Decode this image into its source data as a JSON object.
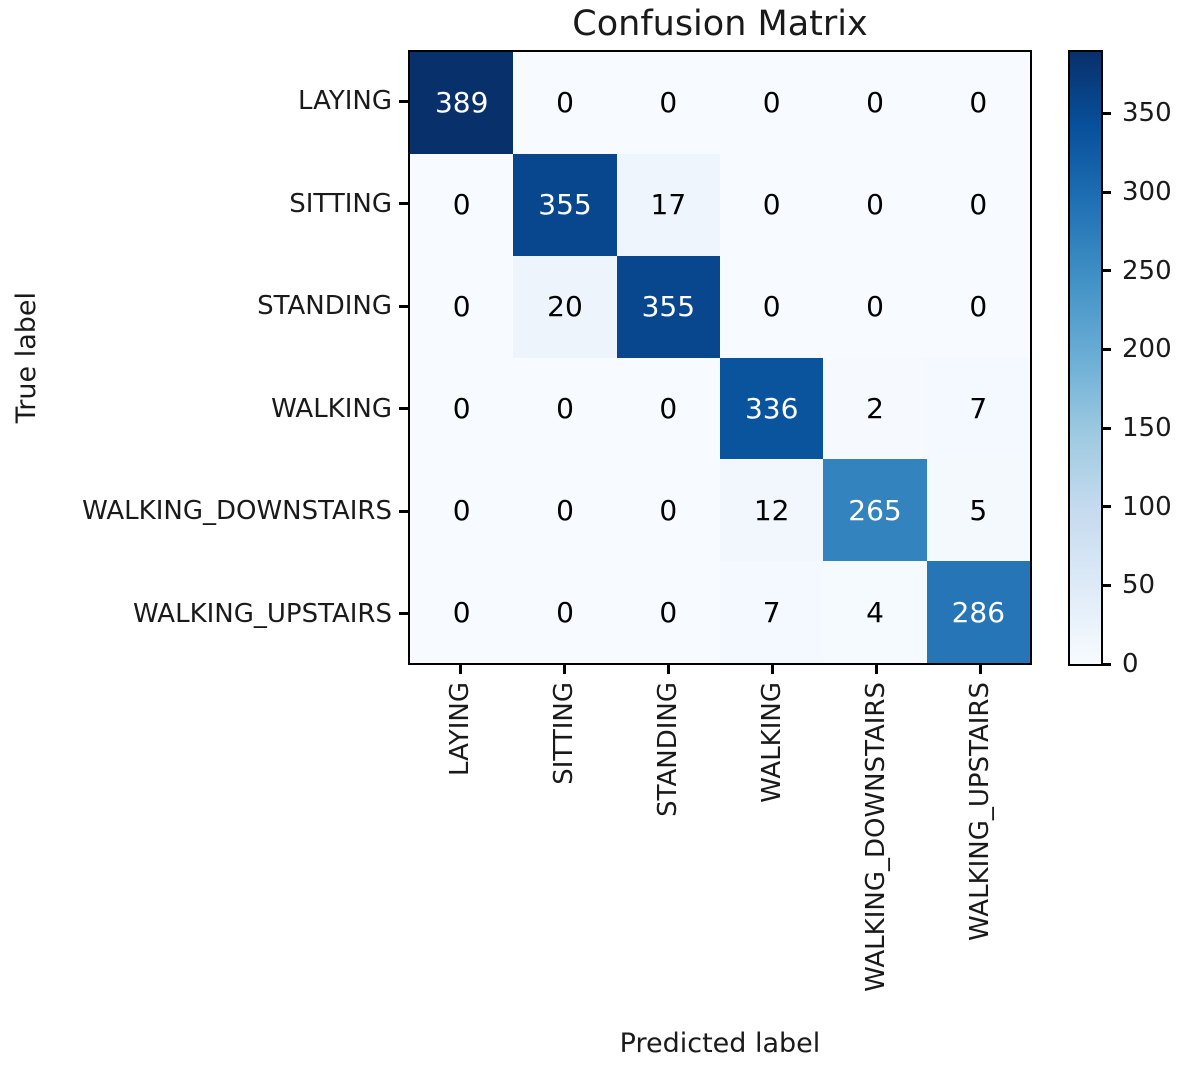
{
  "chart_data": {
    "type": "heatmap",
    "title": "Confusion Matrix",
    "xlabel": "Predicted label",
    "ylabel": "True label",
    "categories": [
      "LAYING",
      "SITTING",
      "STANDING",
      "WALKING",
      "WALKING_DOWNSTAIRS",
      "WALKING_UPSTAIRS"
    ],
    "matrix": [
      [
        389,
        0,
        0,
        0,
        0,
        0
      ],
      [
        0,
        355,
        17,
        0,
        0,
        0
      ],
      [
        0,
        20,
        355,
        0,
        0,
        0
      ],
      [
        0,
        0,
        0,
        336,
        2,
        7
      ],
      [
        0,
        0,
        0,
        12,
        265,
        5
      ],
      [
        0,
        0,
        0,
        7,
        4,
        286
      ]
    ],
    "vmin": 0,
    "vmax": 389,
    "colormap": "Blues",
    "cmap_stops": [
      "#f7fbff",
      "#deebf7",
      "#c6dbef",
      "#9ecae1",
      "#6baed6",
      "#4292c6",
      "#2171b5",
      "#08519c",
      "#08306b"
    ],
    "colorbar_ticks": [
      0,
      50,
      100,
      150,
      200,
      250,
      300,
      350
    ],
    "cell_text_light": "#ffffff",
    "cell_text_dark": "#000000",
    "axis_color": "#000000",
    "legend_position": "right-colorbar",
    "grid": false
  }
}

--

■ **INSTRUCTIONS TO FOLLOW**: Every entry must be reproduced exactly, with the images left out.

■ **WRITTEN ANSWER**:
Decode this image into its source data as a JSON object.
{
  "chart_data": {
    "type": "heatmap",
    "title": "Confusion Matrix",
    "xlabel": "Predicted label",
    "ylabel": "True label",
    "categories": [
      "LAYING",
      "SITTING",
      "STANDING",
      "WALKING",
      "WALKING_DOWNSTAIRS",
      "WALKING_UPSTAIRS"
    ],
    "matrix": [
      [
        389,
        0,
        0,
        0,
        0,
        0
      ],
      [
        0,
        355,
        17,
        0,
        0,
        0
      ],
      [
        0,
        20,
        355,
        0,
        0,
        0
      ],
      [
        0,
        0,
        0,
        336,
        2,
        7
      ],
      [
        0,
        0,
        0,
        12,
        265,
        5
      ],
      [
        0,
        0,
        0,
        7,
        4,
        286
      ]
    ],
    "vmin": 0,
    "vmax": 389,
    "colormap": "Blues",
    "cmap_stops": [
      "#f7fbff",
      "#deebf7",
      "#c6dbef",
      "#9ecae1",
      "#6baed6",
      "#4292c6",
      "#2171b5",
      "#08519c",
      "#08306b"
    ],
    "colorbar_ticks": [
      0,
      50,
      100,
      150,
      200,
      250,
      300,
      350
    ],
    "cell_text_light": "#ffffff",
    "cell_text_dark": "#000000",
    "axis_color": "#000000",
    "legend_position": "right-colorbar",
    "grid": false
  }
}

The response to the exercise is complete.